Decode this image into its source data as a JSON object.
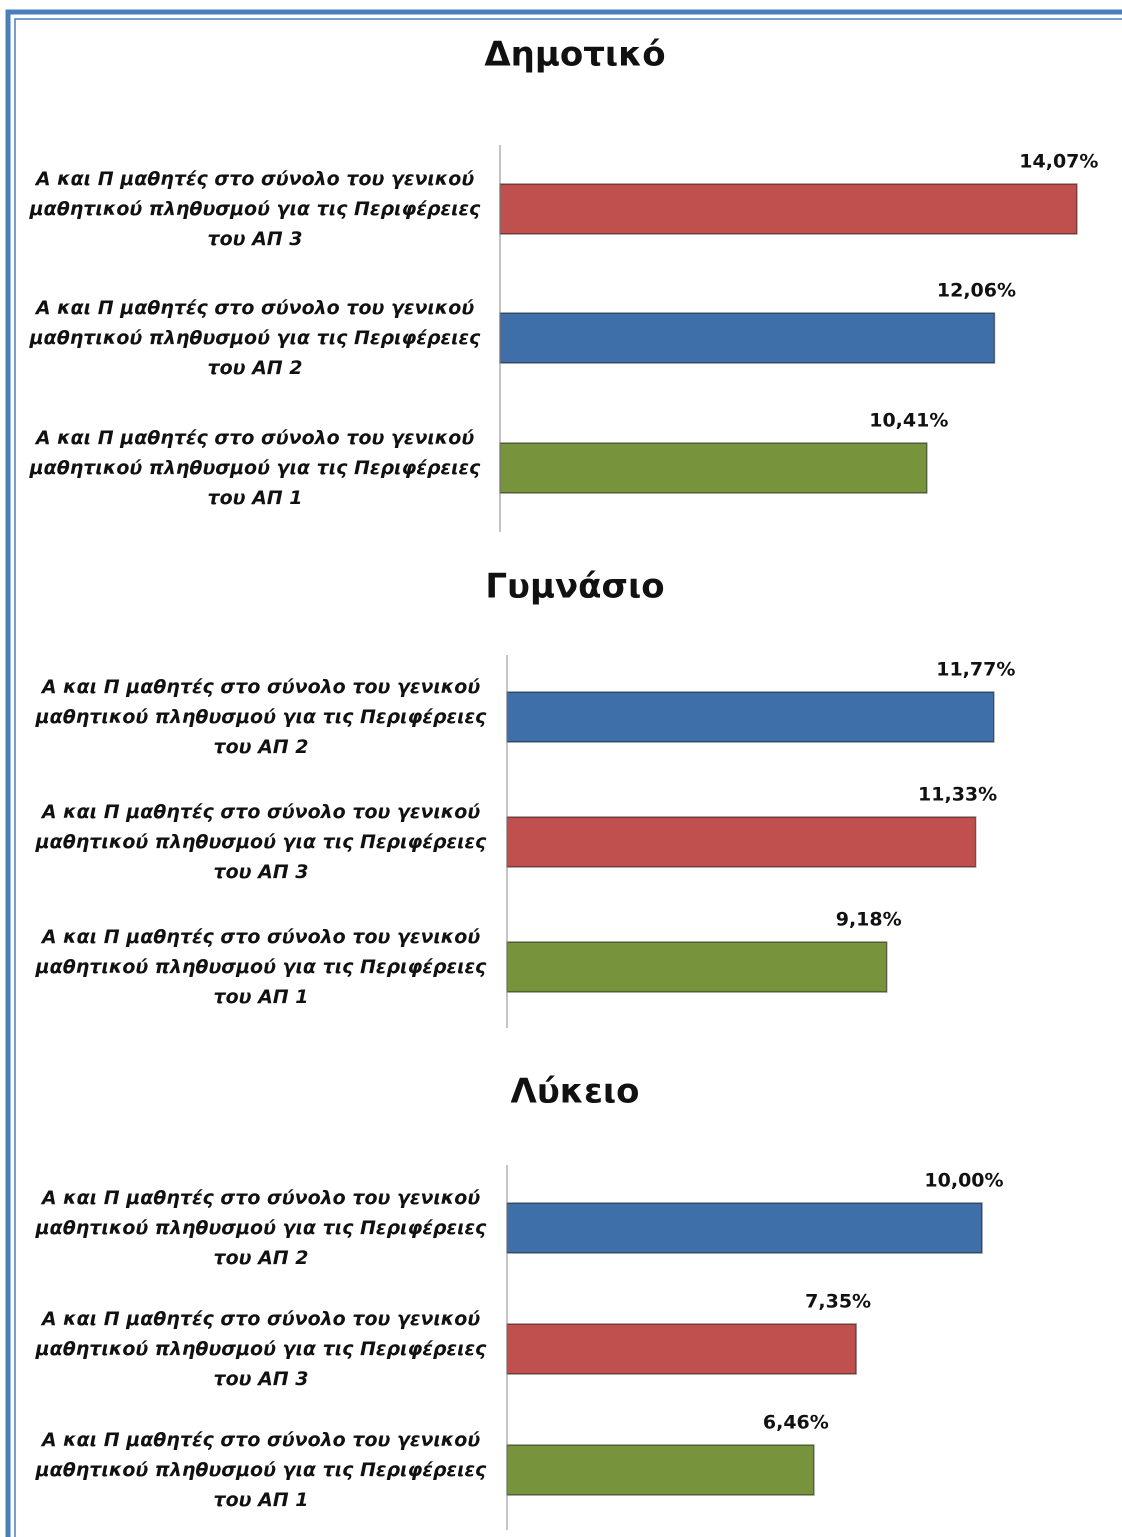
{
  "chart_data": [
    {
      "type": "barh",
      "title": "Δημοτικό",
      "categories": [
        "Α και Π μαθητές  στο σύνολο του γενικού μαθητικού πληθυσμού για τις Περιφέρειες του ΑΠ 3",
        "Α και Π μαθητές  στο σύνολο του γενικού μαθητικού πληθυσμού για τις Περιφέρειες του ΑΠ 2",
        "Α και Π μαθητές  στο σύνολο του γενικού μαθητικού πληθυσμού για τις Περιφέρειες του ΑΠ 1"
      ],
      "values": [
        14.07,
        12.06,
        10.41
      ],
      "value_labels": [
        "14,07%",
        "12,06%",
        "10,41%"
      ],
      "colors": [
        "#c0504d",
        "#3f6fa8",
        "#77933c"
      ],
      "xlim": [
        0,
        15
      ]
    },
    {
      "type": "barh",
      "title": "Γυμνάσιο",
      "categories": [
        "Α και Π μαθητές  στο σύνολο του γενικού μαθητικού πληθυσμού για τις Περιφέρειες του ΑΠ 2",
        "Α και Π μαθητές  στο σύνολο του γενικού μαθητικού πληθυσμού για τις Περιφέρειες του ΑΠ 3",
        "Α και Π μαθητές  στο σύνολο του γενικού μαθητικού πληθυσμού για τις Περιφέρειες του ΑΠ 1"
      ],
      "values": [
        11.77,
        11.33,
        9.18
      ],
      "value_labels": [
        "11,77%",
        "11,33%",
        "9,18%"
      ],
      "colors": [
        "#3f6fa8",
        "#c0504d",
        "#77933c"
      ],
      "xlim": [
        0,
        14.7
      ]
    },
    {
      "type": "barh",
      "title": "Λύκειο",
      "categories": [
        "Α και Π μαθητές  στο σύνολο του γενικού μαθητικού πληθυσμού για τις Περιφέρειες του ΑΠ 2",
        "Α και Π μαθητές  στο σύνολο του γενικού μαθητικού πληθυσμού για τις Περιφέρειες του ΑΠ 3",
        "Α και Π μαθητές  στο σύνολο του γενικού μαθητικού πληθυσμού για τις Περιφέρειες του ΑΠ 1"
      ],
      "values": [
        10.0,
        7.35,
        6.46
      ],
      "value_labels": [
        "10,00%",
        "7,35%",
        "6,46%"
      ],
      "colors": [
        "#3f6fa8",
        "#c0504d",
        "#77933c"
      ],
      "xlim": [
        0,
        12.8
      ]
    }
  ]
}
......
Task brief:
Your reply is one number: how many lines of the records above contain the word "title".

Solved exercise:
3